** Start of Data for the task **

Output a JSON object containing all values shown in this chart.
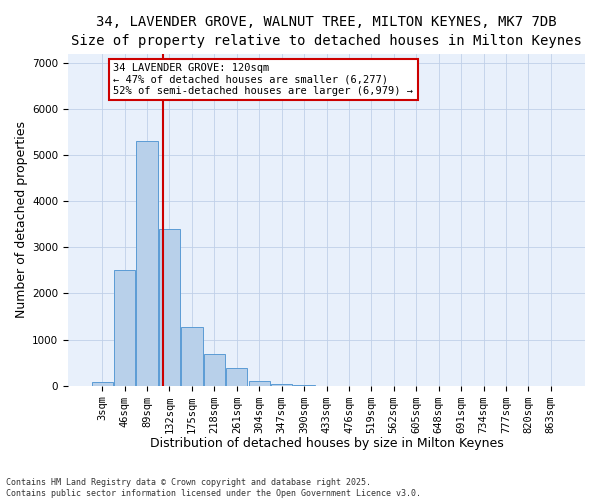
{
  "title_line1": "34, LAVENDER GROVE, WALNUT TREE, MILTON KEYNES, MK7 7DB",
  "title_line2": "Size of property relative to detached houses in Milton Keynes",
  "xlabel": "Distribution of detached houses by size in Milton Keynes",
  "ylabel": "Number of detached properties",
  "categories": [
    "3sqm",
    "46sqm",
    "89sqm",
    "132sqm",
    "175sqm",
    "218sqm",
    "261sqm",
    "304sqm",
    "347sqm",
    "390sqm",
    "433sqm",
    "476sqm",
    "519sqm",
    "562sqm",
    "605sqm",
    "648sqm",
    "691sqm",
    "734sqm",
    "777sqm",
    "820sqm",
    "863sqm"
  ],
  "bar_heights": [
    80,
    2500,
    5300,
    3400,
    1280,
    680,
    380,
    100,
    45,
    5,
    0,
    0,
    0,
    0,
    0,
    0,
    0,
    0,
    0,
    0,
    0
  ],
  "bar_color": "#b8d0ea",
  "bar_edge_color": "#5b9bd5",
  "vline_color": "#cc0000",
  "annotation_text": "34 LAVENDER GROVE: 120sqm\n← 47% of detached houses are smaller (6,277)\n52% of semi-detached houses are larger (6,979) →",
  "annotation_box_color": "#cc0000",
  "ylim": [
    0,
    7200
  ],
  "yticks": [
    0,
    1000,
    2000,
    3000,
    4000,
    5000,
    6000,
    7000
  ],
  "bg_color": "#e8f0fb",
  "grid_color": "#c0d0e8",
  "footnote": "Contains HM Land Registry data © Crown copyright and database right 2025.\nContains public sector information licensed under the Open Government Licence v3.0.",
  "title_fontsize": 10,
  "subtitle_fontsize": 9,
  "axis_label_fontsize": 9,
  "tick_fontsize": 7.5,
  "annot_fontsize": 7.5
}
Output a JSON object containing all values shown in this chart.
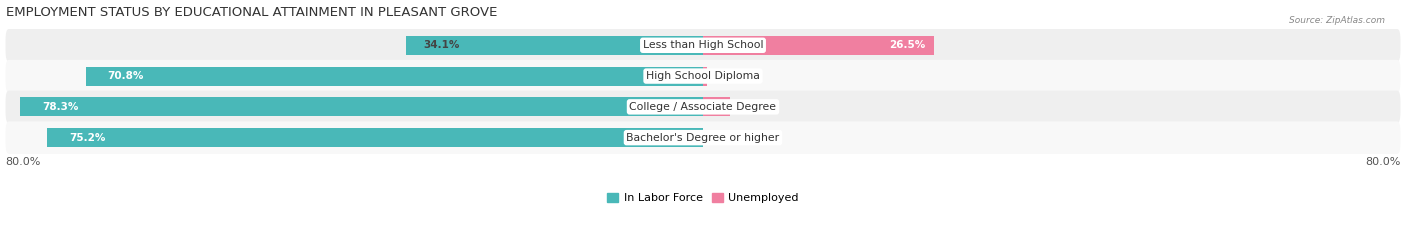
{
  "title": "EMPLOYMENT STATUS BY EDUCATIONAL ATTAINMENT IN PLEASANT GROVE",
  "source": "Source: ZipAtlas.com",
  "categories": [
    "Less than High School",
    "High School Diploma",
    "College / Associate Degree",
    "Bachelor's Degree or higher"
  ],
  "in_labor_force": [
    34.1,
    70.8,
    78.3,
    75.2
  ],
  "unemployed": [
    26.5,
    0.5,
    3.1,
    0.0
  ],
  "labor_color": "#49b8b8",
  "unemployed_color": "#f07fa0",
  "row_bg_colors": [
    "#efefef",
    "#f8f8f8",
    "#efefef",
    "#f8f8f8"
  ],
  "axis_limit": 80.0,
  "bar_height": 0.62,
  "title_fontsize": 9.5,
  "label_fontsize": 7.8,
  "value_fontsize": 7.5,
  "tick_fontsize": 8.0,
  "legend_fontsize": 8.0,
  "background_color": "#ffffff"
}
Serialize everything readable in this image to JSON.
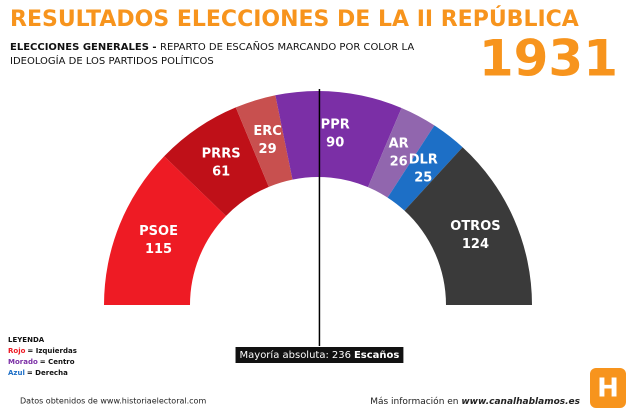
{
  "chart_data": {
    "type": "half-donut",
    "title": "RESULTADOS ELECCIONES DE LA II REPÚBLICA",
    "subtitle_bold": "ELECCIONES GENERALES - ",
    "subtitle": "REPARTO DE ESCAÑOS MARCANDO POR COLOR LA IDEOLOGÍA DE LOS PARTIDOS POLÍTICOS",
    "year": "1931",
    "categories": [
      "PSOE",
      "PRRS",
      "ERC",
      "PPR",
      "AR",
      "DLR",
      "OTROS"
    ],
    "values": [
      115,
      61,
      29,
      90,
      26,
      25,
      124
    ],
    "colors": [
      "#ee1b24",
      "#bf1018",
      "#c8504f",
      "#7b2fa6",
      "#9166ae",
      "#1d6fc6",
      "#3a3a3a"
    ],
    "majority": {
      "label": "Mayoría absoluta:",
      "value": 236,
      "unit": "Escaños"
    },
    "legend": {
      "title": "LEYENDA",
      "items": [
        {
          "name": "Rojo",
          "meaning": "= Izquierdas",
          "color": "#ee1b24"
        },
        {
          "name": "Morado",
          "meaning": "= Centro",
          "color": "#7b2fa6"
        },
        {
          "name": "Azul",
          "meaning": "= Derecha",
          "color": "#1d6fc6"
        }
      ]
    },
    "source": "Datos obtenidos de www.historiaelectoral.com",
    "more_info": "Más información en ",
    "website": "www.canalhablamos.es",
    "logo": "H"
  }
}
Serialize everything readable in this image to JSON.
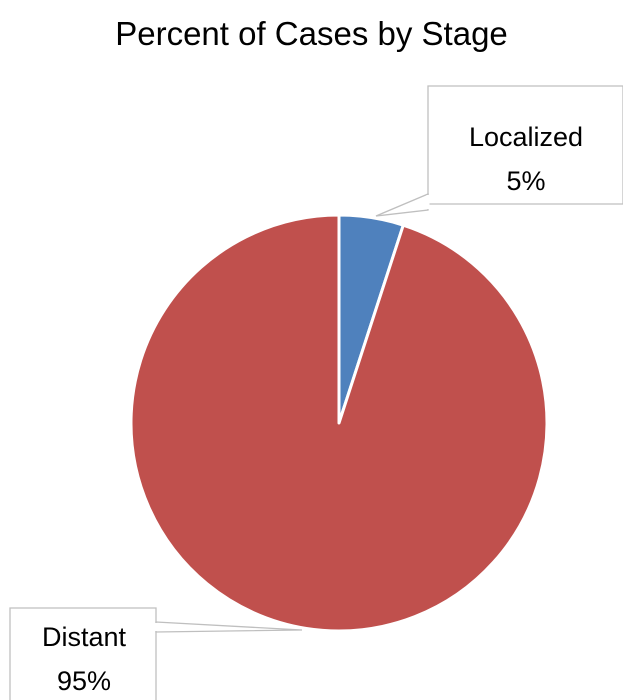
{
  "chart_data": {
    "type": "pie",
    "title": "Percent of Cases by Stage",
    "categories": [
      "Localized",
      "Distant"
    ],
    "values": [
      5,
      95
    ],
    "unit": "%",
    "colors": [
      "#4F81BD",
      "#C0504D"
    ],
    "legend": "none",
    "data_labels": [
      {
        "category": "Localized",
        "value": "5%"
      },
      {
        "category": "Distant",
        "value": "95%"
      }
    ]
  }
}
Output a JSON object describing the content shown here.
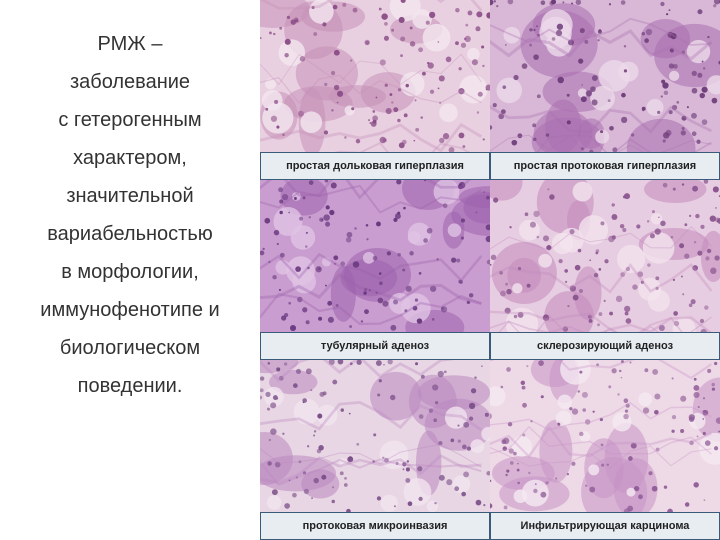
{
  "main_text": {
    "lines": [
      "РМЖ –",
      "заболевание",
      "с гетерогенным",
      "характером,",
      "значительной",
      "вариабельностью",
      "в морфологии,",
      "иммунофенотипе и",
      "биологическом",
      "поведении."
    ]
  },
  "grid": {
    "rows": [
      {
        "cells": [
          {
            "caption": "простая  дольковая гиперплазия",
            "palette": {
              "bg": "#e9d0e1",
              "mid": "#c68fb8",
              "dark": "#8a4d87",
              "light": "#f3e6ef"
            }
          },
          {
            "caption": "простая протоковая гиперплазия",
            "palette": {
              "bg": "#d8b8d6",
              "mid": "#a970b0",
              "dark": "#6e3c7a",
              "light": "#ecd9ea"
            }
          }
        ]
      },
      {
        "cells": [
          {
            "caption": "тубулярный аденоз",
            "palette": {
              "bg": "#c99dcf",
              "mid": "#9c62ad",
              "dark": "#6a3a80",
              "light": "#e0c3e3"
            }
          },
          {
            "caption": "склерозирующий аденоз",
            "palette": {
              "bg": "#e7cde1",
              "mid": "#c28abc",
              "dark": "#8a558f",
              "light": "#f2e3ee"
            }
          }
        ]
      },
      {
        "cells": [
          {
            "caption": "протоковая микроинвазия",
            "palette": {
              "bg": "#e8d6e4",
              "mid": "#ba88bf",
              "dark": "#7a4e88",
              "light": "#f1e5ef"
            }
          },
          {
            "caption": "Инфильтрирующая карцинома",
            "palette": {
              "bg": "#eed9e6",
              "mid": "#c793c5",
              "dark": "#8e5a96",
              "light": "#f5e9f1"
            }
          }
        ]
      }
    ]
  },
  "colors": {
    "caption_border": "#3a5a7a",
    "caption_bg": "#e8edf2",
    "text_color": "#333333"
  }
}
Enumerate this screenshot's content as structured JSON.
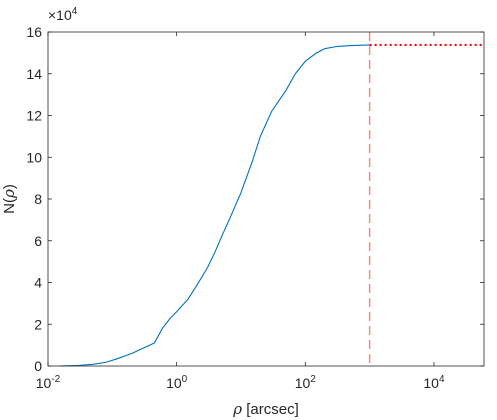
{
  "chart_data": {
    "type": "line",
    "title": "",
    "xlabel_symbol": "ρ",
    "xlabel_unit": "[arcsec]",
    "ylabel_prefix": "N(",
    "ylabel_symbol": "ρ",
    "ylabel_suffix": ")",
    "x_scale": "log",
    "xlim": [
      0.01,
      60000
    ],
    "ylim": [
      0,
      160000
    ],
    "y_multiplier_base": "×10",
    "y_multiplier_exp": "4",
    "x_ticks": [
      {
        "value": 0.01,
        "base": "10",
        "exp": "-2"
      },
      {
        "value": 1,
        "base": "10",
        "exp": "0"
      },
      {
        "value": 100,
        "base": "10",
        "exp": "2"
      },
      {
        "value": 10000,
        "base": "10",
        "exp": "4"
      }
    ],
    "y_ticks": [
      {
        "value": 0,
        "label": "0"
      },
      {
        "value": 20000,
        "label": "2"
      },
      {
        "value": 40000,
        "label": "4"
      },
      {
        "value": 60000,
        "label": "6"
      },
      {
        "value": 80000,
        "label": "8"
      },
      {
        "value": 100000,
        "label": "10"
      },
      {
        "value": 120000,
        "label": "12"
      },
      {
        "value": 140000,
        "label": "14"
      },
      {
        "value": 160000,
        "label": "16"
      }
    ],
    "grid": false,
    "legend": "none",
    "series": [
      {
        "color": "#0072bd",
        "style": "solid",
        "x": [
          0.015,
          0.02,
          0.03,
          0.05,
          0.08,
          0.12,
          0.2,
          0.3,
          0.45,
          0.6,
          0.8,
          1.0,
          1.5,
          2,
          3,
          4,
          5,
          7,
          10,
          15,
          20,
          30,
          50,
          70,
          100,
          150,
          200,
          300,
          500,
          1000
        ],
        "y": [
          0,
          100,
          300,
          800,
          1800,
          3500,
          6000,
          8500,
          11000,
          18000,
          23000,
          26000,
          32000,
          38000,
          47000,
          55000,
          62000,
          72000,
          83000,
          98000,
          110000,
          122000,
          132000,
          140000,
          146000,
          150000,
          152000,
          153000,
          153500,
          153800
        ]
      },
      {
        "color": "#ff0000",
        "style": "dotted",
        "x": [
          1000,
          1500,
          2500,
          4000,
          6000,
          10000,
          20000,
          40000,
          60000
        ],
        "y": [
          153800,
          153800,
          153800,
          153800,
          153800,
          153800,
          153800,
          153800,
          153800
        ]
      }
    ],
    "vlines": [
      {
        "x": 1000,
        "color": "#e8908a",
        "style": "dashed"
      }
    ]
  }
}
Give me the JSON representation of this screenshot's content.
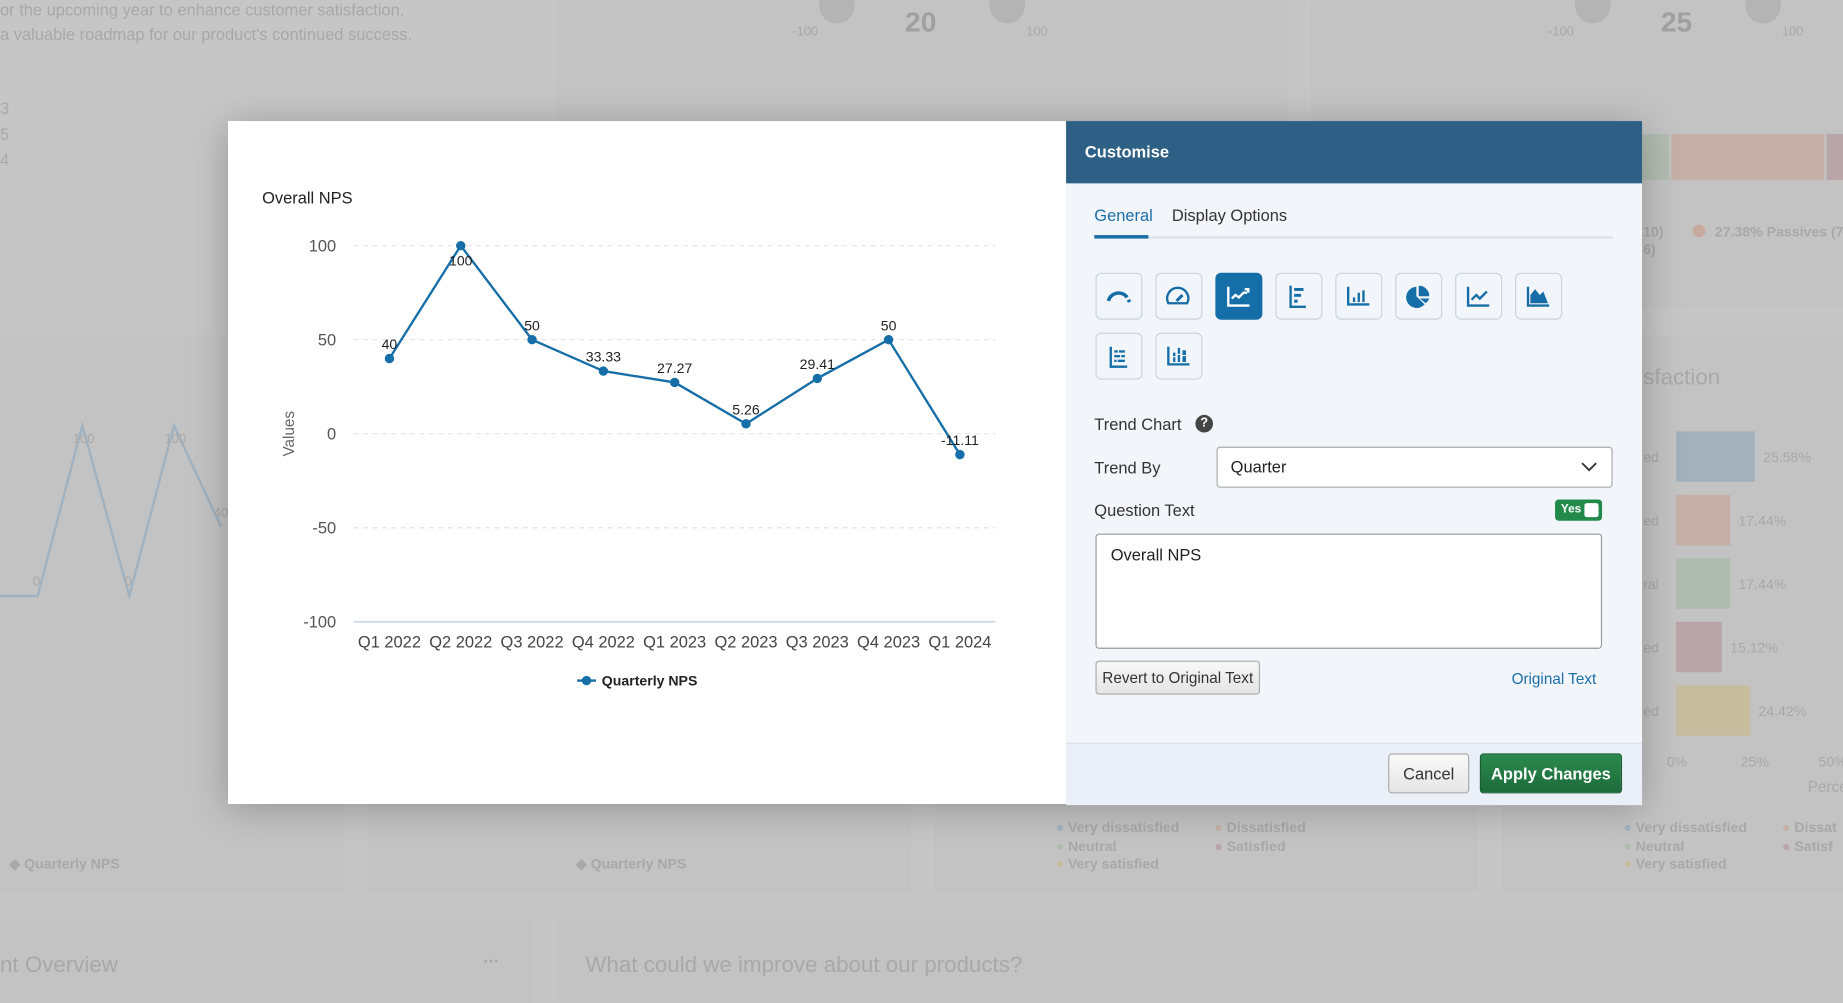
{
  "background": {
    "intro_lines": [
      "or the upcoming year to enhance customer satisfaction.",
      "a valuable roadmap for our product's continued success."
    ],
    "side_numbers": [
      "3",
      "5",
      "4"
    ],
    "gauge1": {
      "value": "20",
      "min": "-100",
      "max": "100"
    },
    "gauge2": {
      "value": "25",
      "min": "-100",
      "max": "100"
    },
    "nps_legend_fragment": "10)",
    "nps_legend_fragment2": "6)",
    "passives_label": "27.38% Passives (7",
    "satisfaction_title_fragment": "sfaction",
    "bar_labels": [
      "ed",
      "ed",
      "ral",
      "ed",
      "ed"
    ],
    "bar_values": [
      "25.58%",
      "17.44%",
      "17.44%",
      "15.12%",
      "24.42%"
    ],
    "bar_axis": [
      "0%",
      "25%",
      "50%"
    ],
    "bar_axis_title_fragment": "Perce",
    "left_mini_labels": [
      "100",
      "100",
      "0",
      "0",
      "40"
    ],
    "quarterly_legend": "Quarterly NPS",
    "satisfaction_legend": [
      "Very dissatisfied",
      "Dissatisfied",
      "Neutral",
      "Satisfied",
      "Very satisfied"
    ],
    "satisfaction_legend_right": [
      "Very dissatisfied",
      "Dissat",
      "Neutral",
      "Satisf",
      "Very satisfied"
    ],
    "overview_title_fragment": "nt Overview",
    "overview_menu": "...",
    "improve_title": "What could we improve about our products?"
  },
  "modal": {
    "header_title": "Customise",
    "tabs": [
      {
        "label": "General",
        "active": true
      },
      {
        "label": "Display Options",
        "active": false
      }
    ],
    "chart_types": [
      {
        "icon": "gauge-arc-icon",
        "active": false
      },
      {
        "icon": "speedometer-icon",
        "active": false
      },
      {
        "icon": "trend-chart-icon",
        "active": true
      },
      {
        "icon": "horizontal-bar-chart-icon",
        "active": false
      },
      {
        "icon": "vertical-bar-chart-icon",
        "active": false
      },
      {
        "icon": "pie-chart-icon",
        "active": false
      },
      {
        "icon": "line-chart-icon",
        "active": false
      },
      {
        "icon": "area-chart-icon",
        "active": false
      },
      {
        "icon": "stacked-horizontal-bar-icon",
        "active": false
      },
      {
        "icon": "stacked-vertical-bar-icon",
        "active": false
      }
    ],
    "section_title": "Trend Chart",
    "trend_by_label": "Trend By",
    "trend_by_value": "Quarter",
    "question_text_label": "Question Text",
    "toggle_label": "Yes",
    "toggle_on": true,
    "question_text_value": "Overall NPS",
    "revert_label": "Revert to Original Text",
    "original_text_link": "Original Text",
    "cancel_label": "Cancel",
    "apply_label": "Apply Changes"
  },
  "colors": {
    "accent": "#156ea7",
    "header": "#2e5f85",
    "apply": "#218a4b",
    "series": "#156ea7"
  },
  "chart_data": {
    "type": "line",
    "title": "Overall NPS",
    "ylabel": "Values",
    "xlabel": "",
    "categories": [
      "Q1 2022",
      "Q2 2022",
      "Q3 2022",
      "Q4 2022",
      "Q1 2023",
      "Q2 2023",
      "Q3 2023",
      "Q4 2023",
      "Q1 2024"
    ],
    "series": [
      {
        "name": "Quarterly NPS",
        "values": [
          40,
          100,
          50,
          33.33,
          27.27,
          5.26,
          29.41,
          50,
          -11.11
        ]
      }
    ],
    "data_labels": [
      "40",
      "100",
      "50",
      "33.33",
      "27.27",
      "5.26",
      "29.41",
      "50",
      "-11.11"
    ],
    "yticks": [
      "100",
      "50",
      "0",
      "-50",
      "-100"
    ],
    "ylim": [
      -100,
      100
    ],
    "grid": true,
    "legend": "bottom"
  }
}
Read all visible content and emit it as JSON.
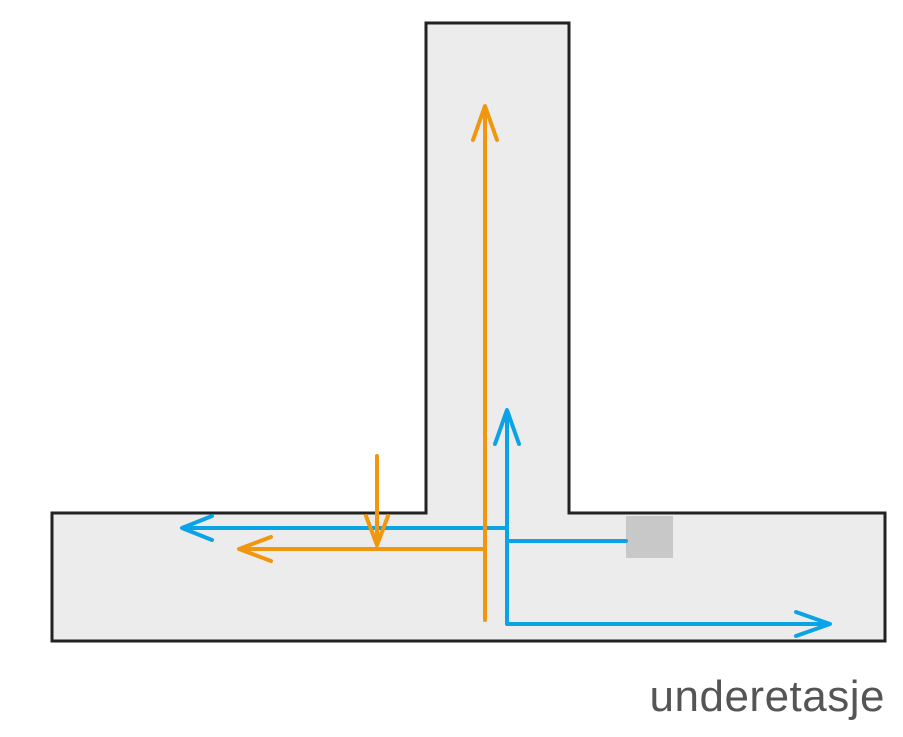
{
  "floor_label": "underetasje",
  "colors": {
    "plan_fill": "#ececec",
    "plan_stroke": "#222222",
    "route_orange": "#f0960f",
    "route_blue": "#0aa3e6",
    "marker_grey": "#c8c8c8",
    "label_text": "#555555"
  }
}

** End of Data for the task **

[Aim] Go through the material and copy out every line with "source" in it.

[Written response]
  "source": "Source: ZipAtlas.com",
    "source": "Datos obtenidos de www.historiaelectoral.com",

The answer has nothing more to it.